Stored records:
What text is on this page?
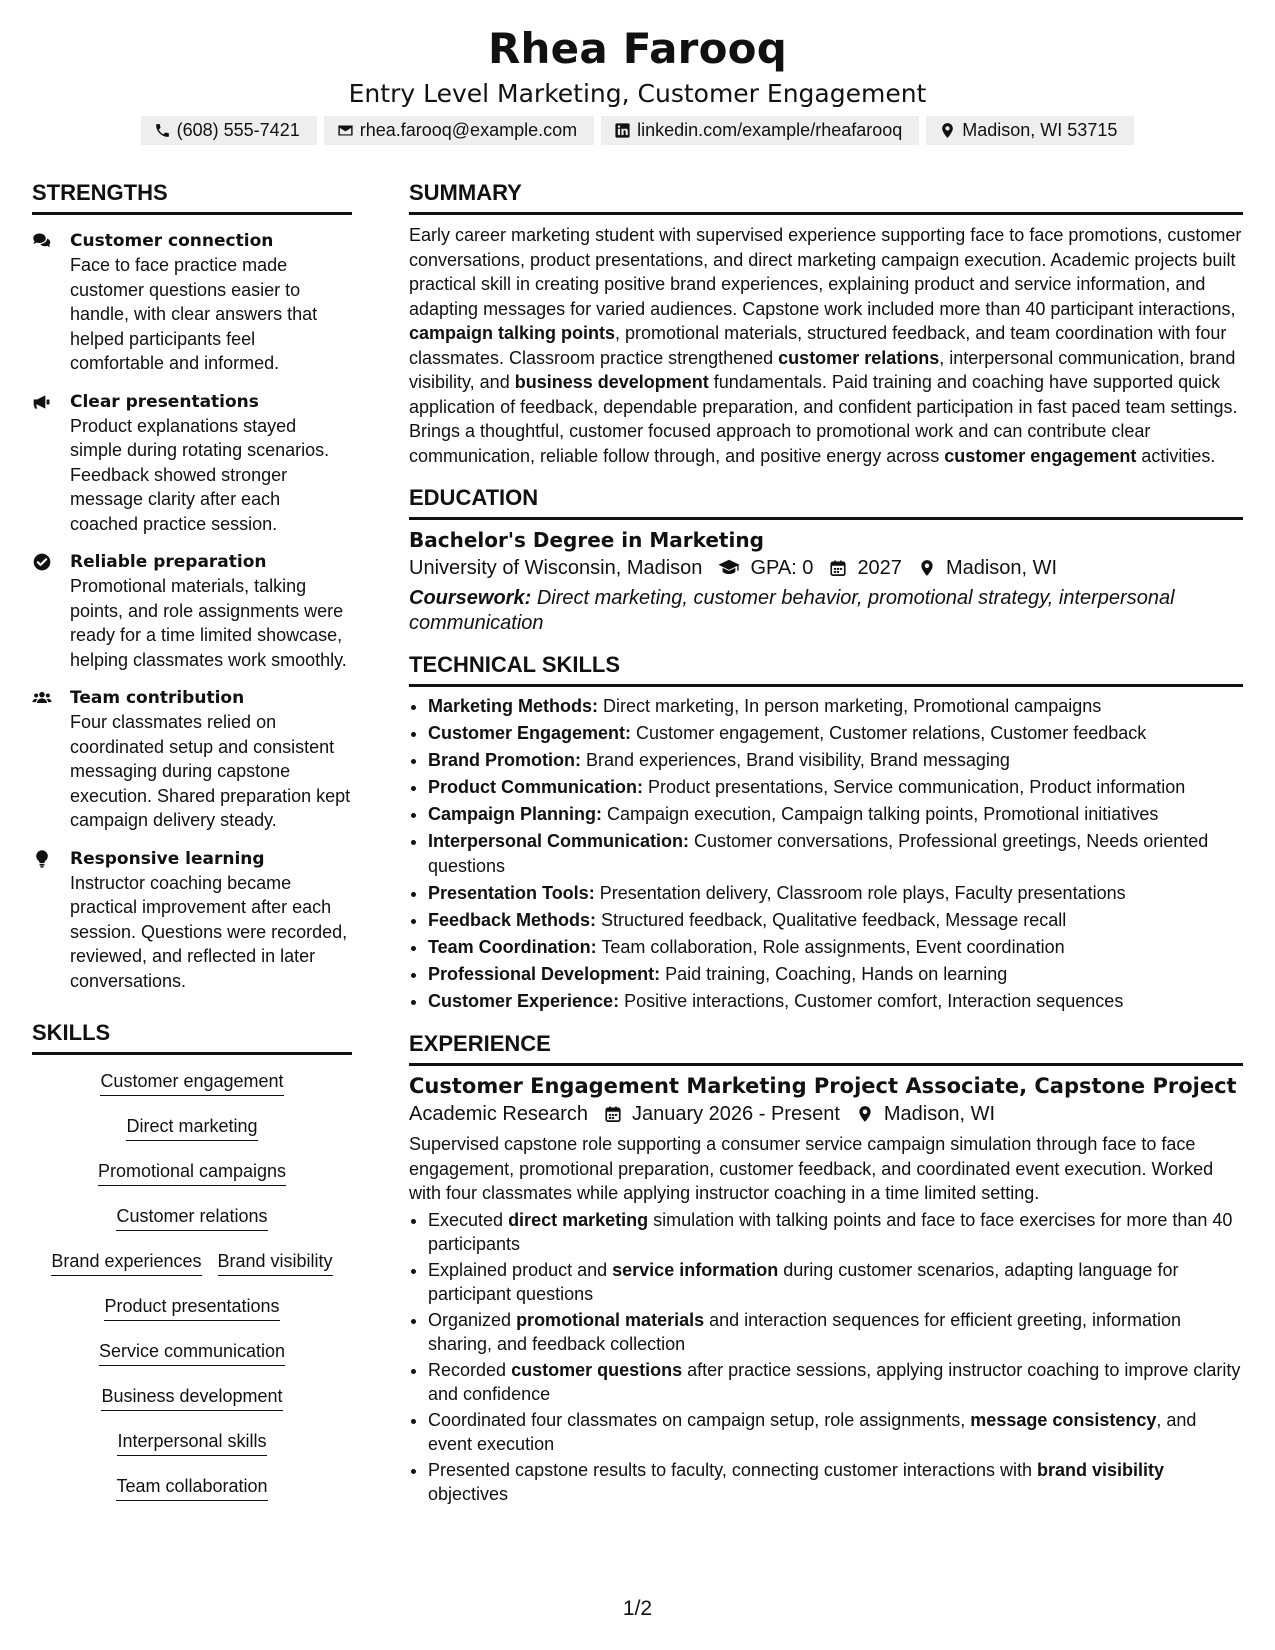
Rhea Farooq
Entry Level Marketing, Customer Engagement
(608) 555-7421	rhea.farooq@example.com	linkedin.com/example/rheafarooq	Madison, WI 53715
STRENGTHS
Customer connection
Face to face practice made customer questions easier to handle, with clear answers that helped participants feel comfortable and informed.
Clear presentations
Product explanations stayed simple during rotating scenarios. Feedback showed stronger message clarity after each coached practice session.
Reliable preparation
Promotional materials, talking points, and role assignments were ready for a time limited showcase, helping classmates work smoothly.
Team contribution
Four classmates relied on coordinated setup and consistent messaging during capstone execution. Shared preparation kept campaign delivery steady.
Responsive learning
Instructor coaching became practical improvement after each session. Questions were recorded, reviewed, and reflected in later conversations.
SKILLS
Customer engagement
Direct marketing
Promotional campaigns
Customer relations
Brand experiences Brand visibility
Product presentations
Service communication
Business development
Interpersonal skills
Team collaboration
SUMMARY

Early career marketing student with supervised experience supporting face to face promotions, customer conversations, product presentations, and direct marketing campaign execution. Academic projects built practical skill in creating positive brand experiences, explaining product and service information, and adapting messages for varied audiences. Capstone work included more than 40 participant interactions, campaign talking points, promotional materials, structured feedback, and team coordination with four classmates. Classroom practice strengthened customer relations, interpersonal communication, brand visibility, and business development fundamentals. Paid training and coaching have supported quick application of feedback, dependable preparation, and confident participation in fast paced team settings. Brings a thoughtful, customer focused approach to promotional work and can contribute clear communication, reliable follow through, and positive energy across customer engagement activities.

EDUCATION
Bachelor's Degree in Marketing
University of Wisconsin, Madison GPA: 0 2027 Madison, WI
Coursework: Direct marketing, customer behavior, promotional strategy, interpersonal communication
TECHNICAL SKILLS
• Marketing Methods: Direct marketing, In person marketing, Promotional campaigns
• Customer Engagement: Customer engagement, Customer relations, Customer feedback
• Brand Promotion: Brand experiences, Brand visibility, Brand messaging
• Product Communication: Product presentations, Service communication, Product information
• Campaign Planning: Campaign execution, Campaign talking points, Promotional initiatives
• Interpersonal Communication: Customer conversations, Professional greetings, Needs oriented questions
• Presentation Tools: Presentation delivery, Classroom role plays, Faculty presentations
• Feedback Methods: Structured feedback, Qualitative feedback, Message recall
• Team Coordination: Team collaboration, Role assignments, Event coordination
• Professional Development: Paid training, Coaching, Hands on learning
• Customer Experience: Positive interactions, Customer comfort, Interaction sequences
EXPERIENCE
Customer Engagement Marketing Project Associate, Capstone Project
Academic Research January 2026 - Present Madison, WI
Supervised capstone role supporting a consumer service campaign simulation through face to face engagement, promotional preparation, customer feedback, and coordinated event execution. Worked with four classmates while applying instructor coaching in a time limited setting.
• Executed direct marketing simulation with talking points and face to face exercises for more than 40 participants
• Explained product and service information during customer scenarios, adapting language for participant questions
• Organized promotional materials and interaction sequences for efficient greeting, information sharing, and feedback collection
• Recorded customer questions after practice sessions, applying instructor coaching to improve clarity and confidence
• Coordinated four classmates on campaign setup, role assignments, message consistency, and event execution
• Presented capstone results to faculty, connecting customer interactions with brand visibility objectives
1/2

## [Goal of the exercise]
Quote every line of the records above exactly; no picture is to be copied.

## [Solution to this exercise]
What text is on this page?
Rhea Farooq
Entry Level Marketing, Customer Engagement
(608) 555-7421	rhea.farooq@example.com	linkedin.com/example/rheafarooq	Madison, WI 53715
STRENGTHS
Customer connection
Face to face practice made customer questions easier to handle, with clear answers that helped participants feel comfortable and informed.
Clear presentations
Product explanations stayed simple during rotating scenarios. Feedback showed stronger message clarity after each coached practice session.
Reliable preparation
Promotional materials, talking points, and role assignments were ready for a time limited showcase, helping classmates work smoothly.
Team contribution
Four classmates relied on coordinated setup and consistent messaging during capstone execution. Shared preparation kept campaign delivery steady.
Responsive learning
Instructor coaching became practical improvement after each session. Questions were recorded, reviewed, and reflected in later conversations.
SKILLS
Customer engagement
Direct marketing
Promotional campaigns
Customer relations
Brand experiences Brand visibility
Product presentations
Service communication
Business development
Interpersonal skills
Team collaboration
SUMMARY

Early career marketing student with supervised experience supporting face to face promotions, customer conversations, product presentations, and direct marketing campaign execution. Academic projects built practical skill in creating positive brand experiences, explaining product and service information, and adapting messages for varied audiences. Capstone work included more than 40 participant interactions, campaign talking points, promotional materials, structured feedback, and team coordination with four classmates. Classroom practice strengthened customer relations, interpersonal communication, brand visibility, and business development fundamentals. Paid training and coaching have supported quick application of feedback, dependable preparation, and confident participation in fast paced team settings. Brings a thoughtful, customer focused approach to promotional work and can contribute clear communication, reliable follow through, and positive energy across customer engagement activities.

EDUCATION
Bachelor's Degree in Marketing
University of Wisconsin, Madison GPA: 0 2027 Madison, WI
Coursework: Direct marketing, customer behavior, promotional strategy, interpersonal communication
TECHNICAL SKILLS
• Marketing Methods: Direct marketing, In person marketing, Promotional campaigns
• Customer Engagement: Customer engagement, Customer relations, Customer feedback
• Brand Promotion: Brand experiences, Brand visibility, Brand messaging
• Product Communication: Product presentations, Service communication, Product information
• Campaign Planning: Campaign execution, Campaign talking points, Promotional initiatives
• Interpersonal Communication: Customer conversations, Professional greetings, Needs oriented questions
• Presentation Tools: Presentation delivery, Classroom role plays, Faculty presentations
• Feedback Methods: Structured feedback, Qualitative feedback, Message recall
• Team Coordination: Team collaboration, Role assignments, Event coordination
• Professional Development: Paid training, Coaching, Hands on learning
• Customer Experience: Positive interactions, Customer comfort, Interaction sequences
EXPERIENCE
Customer Engagement Marketing Project Associate, Capstone Project
Academic Research January 2026 - Present Madison, WI
Supervised capstone role supporting a consumer service campaign simulation through face to face engagement, promotional preparation, customer feedback, and coordinated event execution. Worked with four classmates while applying instructor coaching in a time limited setting.
• Executed direct marketing simulation with talking points and face to face exercises for more than 40 participants
• Explained product and service information during customer scenarios, adapting language for participant questions
• Organized promotional materials and interaction sequences for efficient greeting, information sharing, and feedback collection
• Recorded customer questions after practice sessions, applying instructor coaching to improve clarity and confidence
• Coordinated four classmates on campaign setup, role assignments, message consistency, and event execution
• Presented capstone results to faculty, connecting customer interactions with brand visibility objectives
1/2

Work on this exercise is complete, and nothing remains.